• _TASK DETAILS_: Locate the string "this" in the listing below. Copy every line where it is found.

• _STORED ROWS_:
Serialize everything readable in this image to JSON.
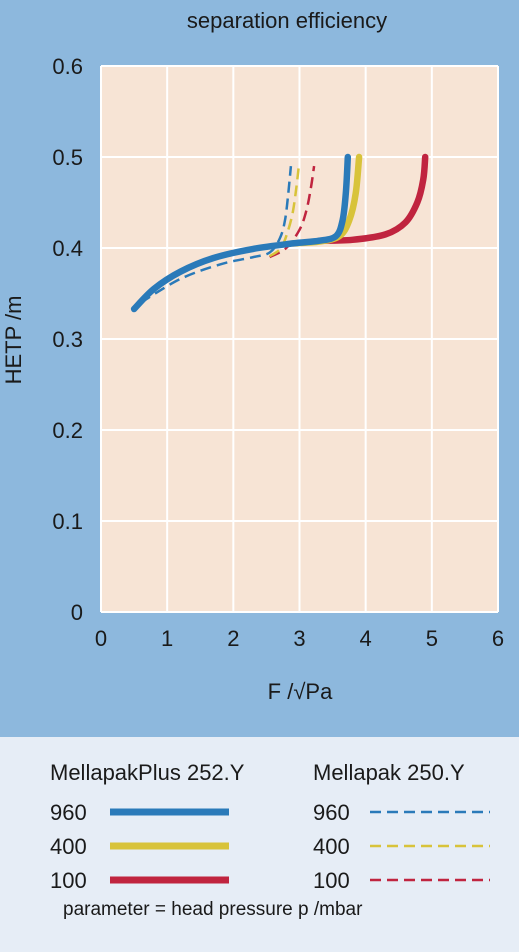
{
  "chart_data": {
    "type": "line",
    "title": "separation efficiency",
    "xlabel": "F /√Pa",
    "ylabel": "HETP /m",
    "xlim": [
      0,
      6
    ],
    "ylim": [
      0,
      0.6
    ],
    "xticks": [
      "0",
      "1",
      "2",
      "3",
      "4",
      "5",
      "6"
    ],
    "yticks": [
      "0",
      "0.1",
      "0.2",
      "0.3",
      "0.4",
      "0.5",
      "0.6"
    ],
    "grid": true,
    "colors": {
      "960": "#2a7ab9",
      "400": "#d8c33a",
      "100": "#c0243f",
      "plot_bg": "#f7e4d5",
      "outer_bg": "#8db8dd"
    },
    "series": [
      {
        "name": "MellapakPlus 252.Y 960",
        "style": "solid",
        "color": "#2a7ab9",
        "x": [
          0.5,
          0.8,
          1.2,
          1.7,
          2.3,
          2.9,
          3.3,
          3.55,
          3.65,
          3.7,
          3.73
        ],
        "y": [
          0.333,
          0.355,
          0.374,
          0.389,
          0.399,
          0.405,
          0.408,
          0.413,
          0.43,
          0.46,
          0.5
        ]
      },
      {
        "name": "MellapakPlus 252.Y 400",
        "style": "solid",
        "color": "#d8c33a",
        "x": [
          2.9,
          3.3,
          3.6,
          3.75,
          3.85,
          3.9
        ],
        "y": [
          0.405,
          0.407,
          0.413,
          0.43,
          0.46,
          0.5
        ]
      },
      {
        "name": "MellapakPlus 252.Y 100",
        "style": "solid",
        "color": "#c0243f",
        "x": [
          3.3,
          3.8,
          4.3,
          4.6,
          4.78,
          4.87,
          4.9
        ],
        "y": [
          0.408,
          0.409,
          0.415,
          0.428,
          0.45,
          0.475,
          0.5
        ]
      },
      {
        "name": "Mellapak 250.Y 960",
        "style": "dashed",
        "color": "#2a7ab9",
        "x": [
          0.6,
          1.2,
          1.8,
          2.3,
          2.55,
          2.7,
          2.78,
          2.83,
          2.87
        ],
        "y": [
          0.34,
          0.366,
          0.382,
          0.39,
          0.395,
          0.41,
          0.43,
          0.46,
          0.49
        ]
      },
      {
        "name": "Mellapak 250.Y 400",
        "style": "dashed",
        "color": "#d8c33a",
        "x": [
          2.55,
          2.72,
          2.83,
          2.9,
          2.95,
          2.99
        ],
        "y": [
          0.391,
          0.4,
          0.42,
          0.44,
          0.465,
          0.49
        ]
      },
      {
        "name": "Mellapak 250.Y 100",
        "style": "dashed",
        "color": "#c0243f",
        "x": [
          2.55,
          2.8,
          3.0,
          3.1,
          3.17,
          3.22
        ],
        "y": [
          0.39,
          0.4,
          0.42,
          0.44,
          0.465,
          0.49
        ]
      }
    ]
  },
  "legend": {
    "left_heading": "MellapakPlus 252.Y",
    "right_heading": "Mellapak 250.Y",
    "rows": [
      {
        "label": "960",
        "color": "#2a7ab9"
      },
      {
        "label": "400",
        "color": "#d8c33a"
      },
      {
        "label": "100",
        "color": "#c0243f"
      }
    ],
    "note": "parameter = head pressure p /mbar"
  }
}
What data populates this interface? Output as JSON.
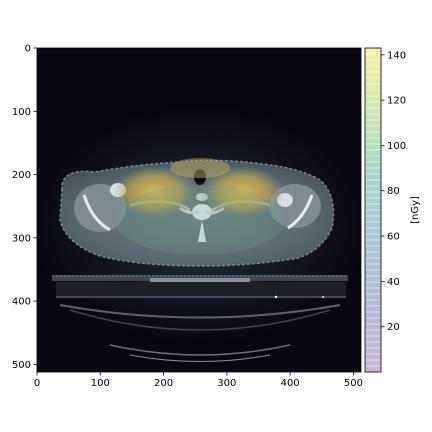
{
  "chart_data": {
    "type": "heatmap",
    "title": "",
    "xlabel": "",
    "ylabel": "",
    "xlim": [
      0,
      512
    ],
    "ylim": [
      512,
      0
    ],
    "x_ticks": [
      "0",
      "100",
      "200",
      "300",
      "400",
      "500"
    ],
    "y_ticks": [
      "0",
      "100",
      "200",
      "300",
      "400",
      "500"
    ],
    "image": "axial CT slice with dose overlay",
    "colorbar": {
      "label": "[nGy]",
      "range": [
        0,
        143
      ],
      "ticks": [
        "20",
        "40",
        "60",
        "80",
        "100",
        "120",
        "140"
      ],
      "colormap": "viridis",
      "alpha": 0.35
    },
    "colors": {
      "background": "#0a0713",
      "dose_high": "#f4ea7a",
      "dose_mid": "#4fa3a0",
      "dose_low": "#6f4f87"
    }
  }
}
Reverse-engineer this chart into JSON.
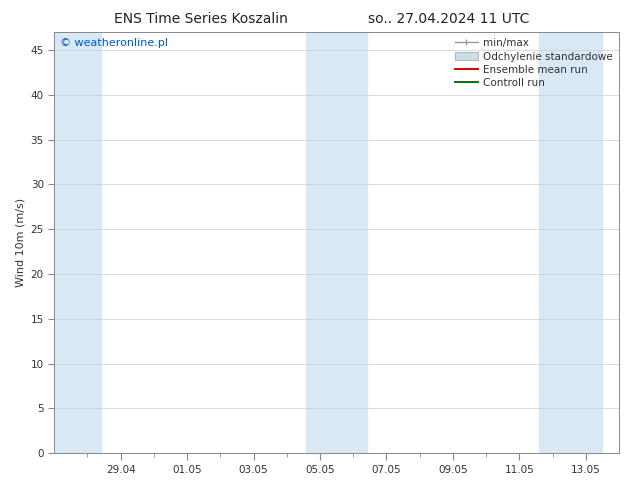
{
  "title_left": "ENS Time Series Koszalin",
  "title_right": "so.. 27.04.2024 11 UTC",
  "ylabel": "Wind 10m (m/s)",
  "watermark": "© weatheronline.pl",
  "watermark_color": "#0055cc",
  "ylim": [
    0,
    47
  ],
  "yticks": [
    0,
    5,
    10,
    15,
    20,
    25,
    30,
    35,
    40,
    45
  ],
  "background_color": "#ffffff",
  "plot_bg_color": "#ffffff",
  "shaded_regions": [
    {
      "x_start": 0.0,
      "x_end": 1.42
    },
    {
      "x_start": 7.58,
      "x_end": 9.42
    },
    {
      "x_start": 14.58,
      "x_end": 16.5
    }
  ],
  "shaded_color": "#d8e8f5",
  "x_tick_labels": [
    "29.04",
    "01.05",
    "03.05",
    "05.05",
    "07.05",
    "09.05",
    "11.05",
    "13.05"
  ],
  "x_tick_positions": [
    2,
    4,
    6,
    8,
    10,
    12,
    14,
    16
  ],
  "x_minor_positions": [
    1,
    3,
    5,
    7,
    9,
    11,
    13,
    15
  ],
  "xlim": [
    0,
    17
  ],
  "legend_labels": [
    "min/max",
    "Odchylenie standardowe",
    "Ensemble mean run",
    "Controll run"
  ],
  "title_fontsize": 10,
  "axis_label_fontsize": 8,
  "tick_fontsize": 7.5,
  "legend_fontsize": 7.5,
  "watermark_fontsize": 8,
  "grid_color": "#cccccc",
  "spine_color": "#888888",
  "tick_color": "#333333"
}
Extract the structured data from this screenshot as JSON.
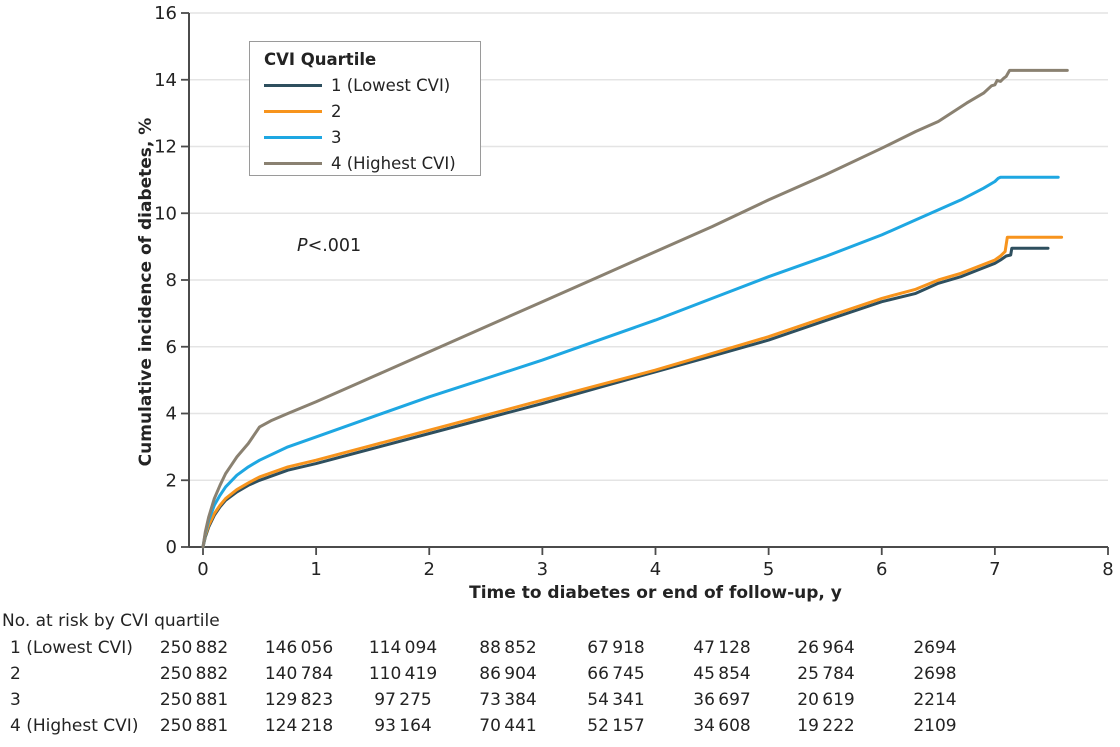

• _EXERCISE RESPONSE_:
Serialize everything readable in this image to JSON.
What data populates this interface? Output as JSON.
Reverse-engineer this chart into JSON.
Extract the structured data from this screenshot as JSON.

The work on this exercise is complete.